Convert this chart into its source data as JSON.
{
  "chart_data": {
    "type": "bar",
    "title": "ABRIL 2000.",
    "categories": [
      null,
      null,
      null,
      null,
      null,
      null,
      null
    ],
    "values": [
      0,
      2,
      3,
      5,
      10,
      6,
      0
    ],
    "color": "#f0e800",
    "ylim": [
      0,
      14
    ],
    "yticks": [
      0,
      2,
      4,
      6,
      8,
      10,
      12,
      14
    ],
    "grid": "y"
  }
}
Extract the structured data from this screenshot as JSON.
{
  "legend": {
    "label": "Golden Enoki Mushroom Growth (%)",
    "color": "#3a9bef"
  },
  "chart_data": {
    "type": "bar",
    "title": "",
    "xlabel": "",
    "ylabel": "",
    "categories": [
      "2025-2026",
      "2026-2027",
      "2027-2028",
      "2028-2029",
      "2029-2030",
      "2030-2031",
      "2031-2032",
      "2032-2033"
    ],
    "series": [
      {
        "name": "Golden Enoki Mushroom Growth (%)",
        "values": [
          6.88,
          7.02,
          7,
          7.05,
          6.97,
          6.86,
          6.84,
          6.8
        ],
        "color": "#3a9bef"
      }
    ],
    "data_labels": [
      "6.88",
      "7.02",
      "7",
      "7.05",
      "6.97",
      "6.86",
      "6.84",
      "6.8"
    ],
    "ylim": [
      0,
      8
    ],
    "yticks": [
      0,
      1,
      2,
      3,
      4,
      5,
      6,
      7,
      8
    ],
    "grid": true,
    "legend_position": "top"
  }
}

□ □ □

▶ **Problem to solve**: Quote exactly the line containing "Extract the structured" and every later line through the end of the listing, and no other lines.

▶ **Finished exercise**:
Extract the structured data from this screenshot as JSON.
{
  "legend": {
    "label": "Golden Enoki Mushroom Growth (%)",
    "color": "#3a9bef"
  },
  "chart_data": {
    "type": "bar",
    "title": "",
    "xlabel": "",
    "ylabel": "",
    "categories": [
      "2025-2026",
      "2026-2027",
      "2027-2028",
      "2028-2029",
      "2029-2030",
      "2030-2031",
      "2031-2032",
      "2032-2033"
    ],
    "series": [
      {
        "name": "Golden Enoki Mushroom Growth (%)",
        "values": [
          6.88,
          7.02,
          7,
          7.05,
          6.97,
          6.86,
          6.84,
          6.8
        ],
        "color": "#3a9bef"
      }
    ],
    "data_labels": [
      "6.88",
      "7.02",
      "7",
      "7.05",
      "6.97",
      "6.86",
      "6.84",
      "6.8"
    ],
    "ylim": [
      0,
      8
    ],
    "yticks": [
      0,
      1,
      2,
      3,
      4,
      5,
      6,
      7,
      8
    ],
    "grid": true,
    "legend_position": "top"
  }
}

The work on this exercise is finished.